[WHAT TO WORK ON]: Pull out from the material below all lines with "this".
[START SOURCE DATA]
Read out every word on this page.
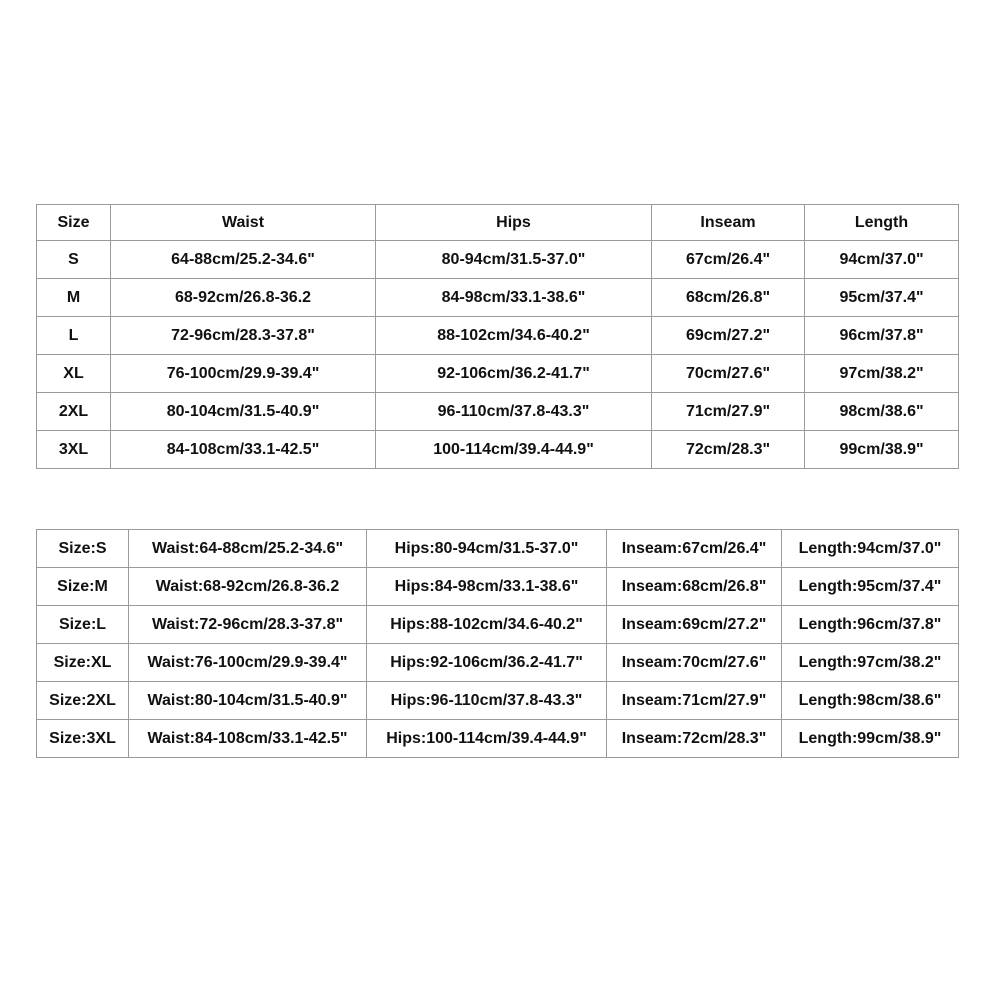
Size	Waist	Hips	Inseam	Length
S	64-88cm/25.2-34.6"	80-94cm/31.5-37.0"	67cm/26.4"	94cm/37.0"
M	68-92cm/26.8-36.2	84-98cm/33.1-38.6"	68cm/26.8"	95cm/37.4"
L	72-96cm/28.3-37.8"	88-102cm/34.6-40.2"	69cm/27.2"	96cm/37.8"
XL	76-100cm/29.9-39.4"	92-106cm/36.2-41.7"	70cm/27.6"	97cm/38.2"
2XL	80-104cm/31.5-40.9"	96-110cm/37.8-43.3"	71cm/27.9"	98cm/38.6"
3XL	84-108cm/33.1-42.5"	100-114cm/39.4-44.9"	72cm/28.3"	99cm/38.9"
Size:S	Waist:64-88cm/25.2-34.6"	Hips:80-94cm/31.5-37.0"	Inseam:67cm/26.4"	Length:94cm/37.0"
Size:M	Waist:68-92cm/26.8-36.2	Hips:84-98cm/33.1-38.6"	Inseam:68cm/26.8"	Length:95cm/37.4"
Size:L	Waist:72-96cm/28.3-37.8"	Hips:88-102cm/34.6-40.2"	Inseam:69cm/27.2"	Length:96cm/37.8"
Size:XL	Waist:76-100cm/29.9-39.4"	Hips:92-106cm/36.2-41.7"	Inseam:70cm/27.6"	Length:97cm/38.2"
Size:2XL	Waist:80-104cm/31.5-40.9"	Hips:96-110cm/37.8-43.3"	Inseam:71cm/27.9"	Length:98cm/38.6"
Size:3XL	Waist:84-108cm/33.1-42.5"	Hips:100-114cm/39.4-44.9"	Inseam:72cm/28.3"	Length:99cm/38.9"
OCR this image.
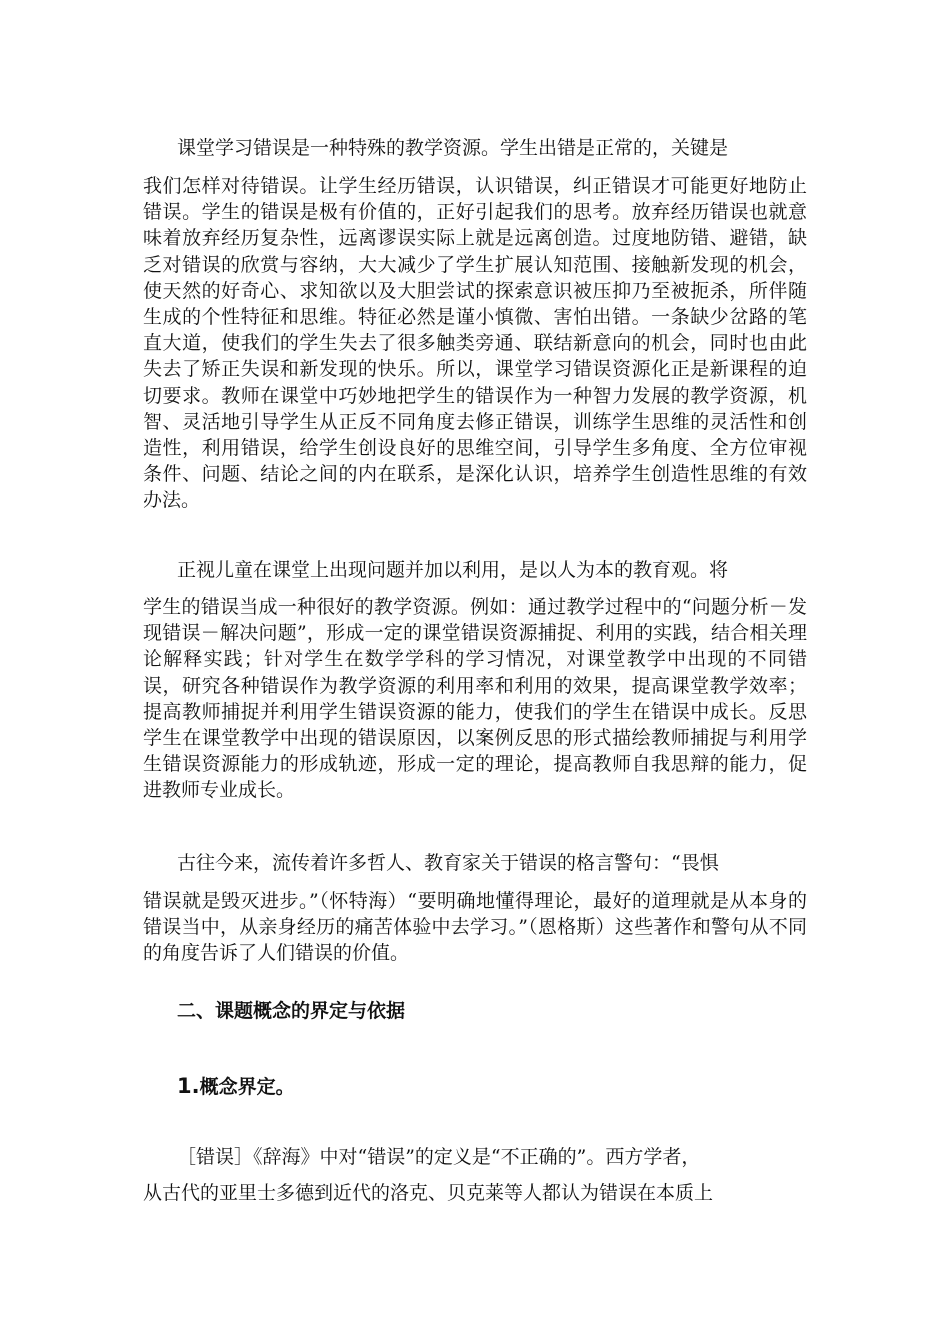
课堂学习错误是一种特殊的教学资源。学生出错是正常的，关键是

我们怎样对待错误。让学生经历错误，认识错误，纠正错误才可能更好地防止错误。学生的错误是极有价值的，正好引起我们的思考。放弃经历错误也就意味着放弃经历复杂性，远离谬误实际上就是远离创造。过度地防错、避错，缺乏对错误的欣赏与容纳，大大减少了学生扩展认知范围、接触新发现的机会，使天然的好奇心、求知欲以及大胆尝试的探索意识被压抑乃至被扼杀，所伴随生成的个性特征和思维。特征必然是谨小慎微、害怕出错。一条缺少岔路的笔直大道，使我们的学生失去了很多触类旁通、联结新意向的机会，同时也由此失去了矫正失误和新发现的快乐。所以，课堂学习错误资源化正是新课程的迫切要求。教师在课堂中巧妙地把学生的错误作为一种智力发展的教学资源，机智、灵活地引导学生从正反不同角度去修正错误，训练学生思维的灵活性和创造性，利用错误，给学生创设良好的思维空间，引导学生多角度、全方位审视条件、问题、结论之间的内在联系，是深化认识，培养学生创造性思维的有效办法。

正视儿童在课堂上出现问题并加以利用，是以人为本的教育观。将

学生的错误当成一种很好的教学资源。例如：通过教学过程中的“问题分析－发现错误－解决问题”，形成一定的课堂错误资源捕捉、利用的实践，结合相关理论解释实践；针对学生在数学学科的学习情况，对课堂教学中出现的不同错误，研究各种错误作为教学资源的利用率和利用的效果，提高课堂教学效率；提高教师捕捉并利用学生错误资源的能力，使我们的学生在错误中成长。反思学生在课堂教学中出现的错误原因，以案例反思的形式描绘教师捕捉与利用学生错误资源能力的形成轨迹，形成一定的理论，提高教师自我思辩的能力，促进教师专业成长。

古往今来，流传着许多哲人、教育家关于错误的格言警句：“畏惧

错误就是毁灭进步。”（怀特海）“要明确地懂得理论，最好的道理就是从本身的错误当中，从亲身经历的痛苦体验中去学习。”（恩格斯）这些著作和警句从不同的角度告诉了人们错误的价值。

二、课题概念的界定与依据
1.概念界定。

［错误］《辞海》中对“错误”的定义是“不正确的”。西方学者，

从古代的亚里士多德到近代的洛克、贝克莱等人都认为错误在本质上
[END SOURCE DATA]
[OUTPUT]:
Read out every word on this page.
OCR this image.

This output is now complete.